WHAT YOU ARE ASKED TO DO ->
Repeat the listing in full, word for word.
## Start PROVIDED INFORMATION
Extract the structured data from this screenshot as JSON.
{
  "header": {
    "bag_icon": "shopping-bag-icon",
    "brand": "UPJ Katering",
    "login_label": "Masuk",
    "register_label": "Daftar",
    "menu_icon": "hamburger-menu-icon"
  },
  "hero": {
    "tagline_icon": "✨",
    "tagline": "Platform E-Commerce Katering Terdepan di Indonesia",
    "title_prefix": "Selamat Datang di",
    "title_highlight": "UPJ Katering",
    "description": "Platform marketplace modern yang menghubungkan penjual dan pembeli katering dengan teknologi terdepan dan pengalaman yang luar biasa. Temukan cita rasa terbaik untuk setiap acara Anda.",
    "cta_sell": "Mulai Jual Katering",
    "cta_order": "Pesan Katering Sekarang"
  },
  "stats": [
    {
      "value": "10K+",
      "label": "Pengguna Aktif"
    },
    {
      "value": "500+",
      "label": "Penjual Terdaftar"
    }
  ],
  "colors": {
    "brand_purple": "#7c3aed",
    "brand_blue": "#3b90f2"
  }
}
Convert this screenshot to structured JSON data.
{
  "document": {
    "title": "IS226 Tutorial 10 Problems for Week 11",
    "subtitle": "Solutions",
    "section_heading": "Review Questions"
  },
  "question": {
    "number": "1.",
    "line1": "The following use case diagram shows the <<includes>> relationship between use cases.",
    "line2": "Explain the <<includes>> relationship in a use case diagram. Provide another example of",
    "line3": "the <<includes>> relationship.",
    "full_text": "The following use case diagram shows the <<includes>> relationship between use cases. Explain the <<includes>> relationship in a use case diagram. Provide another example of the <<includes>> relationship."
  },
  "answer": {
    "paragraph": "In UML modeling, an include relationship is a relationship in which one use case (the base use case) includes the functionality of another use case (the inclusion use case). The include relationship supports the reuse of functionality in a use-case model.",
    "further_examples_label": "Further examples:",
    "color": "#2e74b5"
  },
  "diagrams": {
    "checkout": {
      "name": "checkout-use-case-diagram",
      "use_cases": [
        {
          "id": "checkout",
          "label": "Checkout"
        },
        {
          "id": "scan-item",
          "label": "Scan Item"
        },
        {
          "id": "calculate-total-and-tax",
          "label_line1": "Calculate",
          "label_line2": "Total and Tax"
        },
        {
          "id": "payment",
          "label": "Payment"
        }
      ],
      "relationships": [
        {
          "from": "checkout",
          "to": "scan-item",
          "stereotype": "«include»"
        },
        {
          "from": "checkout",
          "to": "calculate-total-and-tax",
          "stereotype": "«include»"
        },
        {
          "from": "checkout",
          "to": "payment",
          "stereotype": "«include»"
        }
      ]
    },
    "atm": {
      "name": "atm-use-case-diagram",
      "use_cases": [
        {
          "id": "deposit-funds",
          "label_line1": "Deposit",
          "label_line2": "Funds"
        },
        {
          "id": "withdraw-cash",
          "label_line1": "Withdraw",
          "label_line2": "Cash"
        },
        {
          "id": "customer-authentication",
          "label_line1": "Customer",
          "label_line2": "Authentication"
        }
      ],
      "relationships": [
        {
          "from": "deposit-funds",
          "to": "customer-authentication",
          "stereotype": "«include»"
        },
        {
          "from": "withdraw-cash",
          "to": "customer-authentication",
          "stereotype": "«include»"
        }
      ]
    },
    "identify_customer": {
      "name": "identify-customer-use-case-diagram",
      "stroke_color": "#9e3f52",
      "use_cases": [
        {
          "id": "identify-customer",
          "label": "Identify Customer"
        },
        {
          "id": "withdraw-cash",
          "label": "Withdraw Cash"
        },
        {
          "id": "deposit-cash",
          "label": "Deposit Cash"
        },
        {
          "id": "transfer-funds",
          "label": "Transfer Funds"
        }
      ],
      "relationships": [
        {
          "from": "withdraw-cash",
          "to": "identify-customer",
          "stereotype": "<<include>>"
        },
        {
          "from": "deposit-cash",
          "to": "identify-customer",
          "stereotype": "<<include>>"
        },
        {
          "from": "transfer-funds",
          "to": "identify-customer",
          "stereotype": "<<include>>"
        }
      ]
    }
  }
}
## End PROVIDED INFORMATION
FINAL RESULT ->
Extract the structured data from this screenshot as JSON.
{
  "header": {
    "bag_icon": "shopping-bag-icon",
    "brand": "UPJ Katering",
    "login_label": "Masuk",
    "register_label": "Daftar",
    "menu_icon": "hamburger-menu-icon"
  },
  "hero": {
    "tagline_icon": "✨",
    "tagline": "Platform E-Commerce Katering Terdepan di Indonesia",
    "title_prefix": "Selamat Datang di",
    "title_highlight": "UPJ Katering",
    "description": "Platform marketplace modern yang menghubungkan penjual dan pembeli katering dengan teknologi terdepan dan pengalaman yang luar biasa. Temukan cita rasa terbaik untuk setiap acara Anda.",
    "cta_sell": "Mulai Jual Katering",
    "cta_order": "Pesan Katering Sekarang"
  },
  "stats": [
    {
      "value": "10K+",
      "label": "Pengguna Aktif"
    },
    {
      "value": "500+",
      "label": "Penjual Terdaftar"
    }
  ],
  "colors": {
    "brand_purple": "#7c3aed",
    "brand_blue": "#3b90f2"
  }
}
Convert this screenshot to structured JSON data.
{
  "document": {
    "title": "IS226 Tutorial 10 Problems for Week 11",
    "subtitle": "Solutions",
    "section_heading": "Review Questions"
  },
  "question": {
    "number": "1.",
    "line1": "The following use case diagram shows the <<includes>> relationship between use cases.",
    "line2": "Explain the <<includes>> relationship in a use case diagram. Provide another example of",
    "line3": "the <<includes>> relationship.",
    "full_text": "The following use case diagram shows the <<includes>> relationship between use cases. Explain the <<includes>> relationship in a use case diagram. Provide another example of the <<includes>> relationship."
  },
  "answer": {
    "paragraph": "In UML modeling, an include relationship is a relationship in which one use case (the base use case) includes the functionality of another use case (the inclusion use case). The include relationship supports the reuse of functionality in a use-case model.",
    "further_examples_label": "Further examples:",
    "color": "#2e74b5"
  },
  "diagrams": {
    "checkout": {
      "name": "checkout-use-case-diagram",
      "use_cases": [
        {
          "id": "checkout",
          "label": "Checkout"
        },
        {
          "id": "scan-item",
          "label": "Scan Item"
        },
        {
          "id": "calculate-total-and-tax",
          "label_line1": "Calculate",
          "label_line2": "Total and Tax"
        },
        {
          "id": "payment",
          "label": "Payment"
        }
      ],
      "relationships": [
        {
          "from": "checkout",
          "to": "scan-item",
          "stereotype": "«include»"
        },
        {
          "from": "checkout",
          "to": "calculate-total-and-tax",
          "stereotype": "«include»"
        },
        {
          "from": "checkout",
          "to": "payment",
          "stereotype": "«include»"
        }
      ]
    },
    "atm": {
      "name": "atm-use-case-diagram",
      "use_cases": [
        {
          "id": "deposit-funds",
          "label_line1": "Deposit",
          "label_line2": "Funds"
        },
        {
          "id": "withdraw-cash",
          "label_line1": "Withdraw",
          "label_line2": "Cash"
        },
        {
          "id": "customer-authentication",
          "label_line1": "Customer",
          "label_line2": "Authentication"
        }
      ],
      "relationships": [
        {
          "from": "deposit-funds",
          "to": "customer-authentication",
          "stereotype": "«include»"
        },
        {
          "from": "withdraw-cash",
          "to": "customer-authentication",
          "stereotype": "«include»"
        }
      ]
    },
    "identify_customer": {
      "name": "identify-customer-use-case-diagram",
      "stroke_color": "#9e3f52",
      "use_cases": [
        {
          "id": "identify-customer",
          "label": "Identify Customer"
        },
        {
          "id": "withdraw-cash",
          "label": "Withdraw Cash"
        },
        {
          "id": "deposit-cash",
          "label": "Deposit Cash"
        },
        {
          "id": "transfer-funds",
          "label": "Transfer Funds"
        }
      ],
      "relationships": [
        {
          "from": "withdraw-cash",
          "to": "identify-customer",
          "stereotype": "<<include>>"
        },
        {
          "from": "deposit-cash",
          "to": "identify-customer",
          "stereotype": "<<include>>"
        },
        {
          "from": "transfer-funds",
          "to": "identify-customer",
          "stereotype": "<<include>>"
        }
      ]
    }
  }
}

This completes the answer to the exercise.